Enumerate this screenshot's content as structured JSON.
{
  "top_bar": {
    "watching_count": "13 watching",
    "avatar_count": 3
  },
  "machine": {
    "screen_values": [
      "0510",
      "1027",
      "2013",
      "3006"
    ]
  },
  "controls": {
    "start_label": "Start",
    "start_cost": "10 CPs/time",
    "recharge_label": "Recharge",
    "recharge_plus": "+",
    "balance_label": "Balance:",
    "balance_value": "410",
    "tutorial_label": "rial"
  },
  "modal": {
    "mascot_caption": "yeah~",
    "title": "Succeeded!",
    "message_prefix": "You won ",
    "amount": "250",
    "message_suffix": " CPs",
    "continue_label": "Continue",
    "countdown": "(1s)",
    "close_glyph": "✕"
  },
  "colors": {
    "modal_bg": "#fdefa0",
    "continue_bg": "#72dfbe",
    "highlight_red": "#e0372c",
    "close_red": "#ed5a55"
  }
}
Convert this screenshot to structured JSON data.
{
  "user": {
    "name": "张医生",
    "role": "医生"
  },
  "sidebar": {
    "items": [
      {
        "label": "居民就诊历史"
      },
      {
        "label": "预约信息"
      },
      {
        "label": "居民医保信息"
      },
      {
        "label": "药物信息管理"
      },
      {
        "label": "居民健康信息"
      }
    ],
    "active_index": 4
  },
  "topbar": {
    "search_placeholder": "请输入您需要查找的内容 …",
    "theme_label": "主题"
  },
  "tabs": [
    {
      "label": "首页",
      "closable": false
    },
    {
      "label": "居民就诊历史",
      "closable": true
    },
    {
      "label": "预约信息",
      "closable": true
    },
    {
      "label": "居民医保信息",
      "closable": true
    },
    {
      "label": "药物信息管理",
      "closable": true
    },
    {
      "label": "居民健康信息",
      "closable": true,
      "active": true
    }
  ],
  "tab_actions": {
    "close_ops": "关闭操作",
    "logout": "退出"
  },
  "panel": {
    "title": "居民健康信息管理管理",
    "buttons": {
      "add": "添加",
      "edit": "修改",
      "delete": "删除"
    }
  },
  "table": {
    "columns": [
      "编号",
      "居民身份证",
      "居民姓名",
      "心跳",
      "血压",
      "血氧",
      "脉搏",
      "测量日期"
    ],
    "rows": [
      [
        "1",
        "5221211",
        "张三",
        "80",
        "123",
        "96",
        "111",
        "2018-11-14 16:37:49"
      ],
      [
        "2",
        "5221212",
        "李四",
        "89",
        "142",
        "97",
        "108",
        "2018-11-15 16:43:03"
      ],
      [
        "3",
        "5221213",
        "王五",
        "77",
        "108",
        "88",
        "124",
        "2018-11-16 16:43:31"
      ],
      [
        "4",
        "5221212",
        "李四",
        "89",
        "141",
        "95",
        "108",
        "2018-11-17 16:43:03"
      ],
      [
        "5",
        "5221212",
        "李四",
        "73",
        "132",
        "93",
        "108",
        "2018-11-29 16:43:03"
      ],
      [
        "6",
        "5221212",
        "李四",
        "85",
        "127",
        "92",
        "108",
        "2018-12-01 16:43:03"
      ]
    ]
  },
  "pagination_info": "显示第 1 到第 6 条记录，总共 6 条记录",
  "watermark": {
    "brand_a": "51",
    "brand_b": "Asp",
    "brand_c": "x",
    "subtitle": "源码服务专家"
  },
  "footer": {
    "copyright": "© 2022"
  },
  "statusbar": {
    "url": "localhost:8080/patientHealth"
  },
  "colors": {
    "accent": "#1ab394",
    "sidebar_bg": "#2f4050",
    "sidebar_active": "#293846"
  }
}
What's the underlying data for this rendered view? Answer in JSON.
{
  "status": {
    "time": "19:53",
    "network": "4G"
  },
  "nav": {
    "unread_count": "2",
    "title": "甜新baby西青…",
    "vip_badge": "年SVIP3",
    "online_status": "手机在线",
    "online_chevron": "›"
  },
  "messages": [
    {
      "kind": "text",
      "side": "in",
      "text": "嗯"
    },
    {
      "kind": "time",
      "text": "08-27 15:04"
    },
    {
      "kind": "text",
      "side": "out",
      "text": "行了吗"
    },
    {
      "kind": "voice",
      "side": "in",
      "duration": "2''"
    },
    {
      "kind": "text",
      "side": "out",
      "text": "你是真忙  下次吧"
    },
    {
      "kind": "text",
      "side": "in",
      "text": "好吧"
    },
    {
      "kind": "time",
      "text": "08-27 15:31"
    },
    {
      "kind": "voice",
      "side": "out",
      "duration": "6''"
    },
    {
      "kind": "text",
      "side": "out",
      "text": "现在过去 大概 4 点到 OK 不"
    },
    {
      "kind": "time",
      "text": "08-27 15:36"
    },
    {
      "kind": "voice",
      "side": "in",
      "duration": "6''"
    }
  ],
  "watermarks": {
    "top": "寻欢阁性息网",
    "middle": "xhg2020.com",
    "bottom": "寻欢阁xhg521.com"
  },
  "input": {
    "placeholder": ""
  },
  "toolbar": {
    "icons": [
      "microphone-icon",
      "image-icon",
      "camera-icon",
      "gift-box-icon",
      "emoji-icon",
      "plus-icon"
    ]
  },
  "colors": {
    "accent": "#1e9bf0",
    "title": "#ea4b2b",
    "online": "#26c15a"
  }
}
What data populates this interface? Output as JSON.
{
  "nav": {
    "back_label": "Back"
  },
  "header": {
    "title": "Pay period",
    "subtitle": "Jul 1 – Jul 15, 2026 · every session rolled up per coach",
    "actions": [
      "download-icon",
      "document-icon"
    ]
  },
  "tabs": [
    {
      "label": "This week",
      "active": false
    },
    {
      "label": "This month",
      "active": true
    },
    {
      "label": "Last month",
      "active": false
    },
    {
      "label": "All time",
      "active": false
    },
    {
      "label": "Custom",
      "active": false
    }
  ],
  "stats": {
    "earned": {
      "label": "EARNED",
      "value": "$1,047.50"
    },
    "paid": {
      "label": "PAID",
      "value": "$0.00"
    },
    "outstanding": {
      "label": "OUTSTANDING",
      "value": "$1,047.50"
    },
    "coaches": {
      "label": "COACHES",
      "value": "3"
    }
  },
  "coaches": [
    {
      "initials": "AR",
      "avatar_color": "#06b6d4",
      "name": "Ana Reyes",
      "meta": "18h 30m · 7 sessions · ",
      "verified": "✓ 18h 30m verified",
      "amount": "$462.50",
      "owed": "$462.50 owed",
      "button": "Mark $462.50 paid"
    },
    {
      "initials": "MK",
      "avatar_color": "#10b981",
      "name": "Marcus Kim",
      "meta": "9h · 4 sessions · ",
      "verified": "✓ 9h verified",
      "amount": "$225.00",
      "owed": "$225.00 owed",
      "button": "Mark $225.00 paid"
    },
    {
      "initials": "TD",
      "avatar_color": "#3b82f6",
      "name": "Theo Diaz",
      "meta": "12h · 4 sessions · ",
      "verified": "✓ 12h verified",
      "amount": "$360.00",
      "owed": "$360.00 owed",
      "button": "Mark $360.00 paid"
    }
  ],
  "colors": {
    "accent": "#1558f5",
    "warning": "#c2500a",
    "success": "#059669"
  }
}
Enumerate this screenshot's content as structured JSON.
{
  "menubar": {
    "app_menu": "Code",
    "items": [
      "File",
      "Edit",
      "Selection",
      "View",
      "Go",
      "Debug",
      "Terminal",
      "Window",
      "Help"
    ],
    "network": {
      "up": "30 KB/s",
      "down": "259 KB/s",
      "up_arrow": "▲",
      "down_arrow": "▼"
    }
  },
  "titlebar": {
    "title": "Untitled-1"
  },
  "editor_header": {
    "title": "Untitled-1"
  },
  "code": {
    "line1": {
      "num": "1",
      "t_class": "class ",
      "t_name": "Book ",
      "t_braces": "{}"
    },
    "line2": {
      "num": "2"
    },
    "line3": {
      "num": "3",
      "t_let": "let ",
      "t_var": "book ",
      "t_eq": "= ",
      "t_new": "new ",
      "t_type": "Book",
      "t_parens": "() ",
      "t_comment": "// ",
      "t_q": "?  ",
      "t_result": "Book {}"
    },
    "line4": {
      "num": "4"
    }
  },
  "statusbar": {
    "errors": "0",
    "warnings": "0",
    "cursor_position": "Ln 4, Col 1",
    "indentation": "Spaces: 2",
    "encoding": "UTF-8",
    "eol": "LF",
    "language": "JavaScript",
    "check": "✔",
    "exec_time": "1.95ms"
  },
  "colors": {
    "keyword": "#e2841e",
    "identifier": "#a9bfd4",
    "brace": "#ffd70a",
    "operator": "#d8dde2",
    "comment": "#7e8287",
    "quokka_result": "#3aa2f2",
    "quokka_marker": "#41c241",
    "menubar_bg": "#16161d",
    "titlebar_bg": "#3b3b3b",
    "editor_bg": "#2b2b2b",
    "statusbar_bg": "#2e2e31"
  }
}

*WHAT IS NEEDED:* What is the number of lines that hold the string "meta"? Reply with that number alone.

*ANSWER BELOW:* 3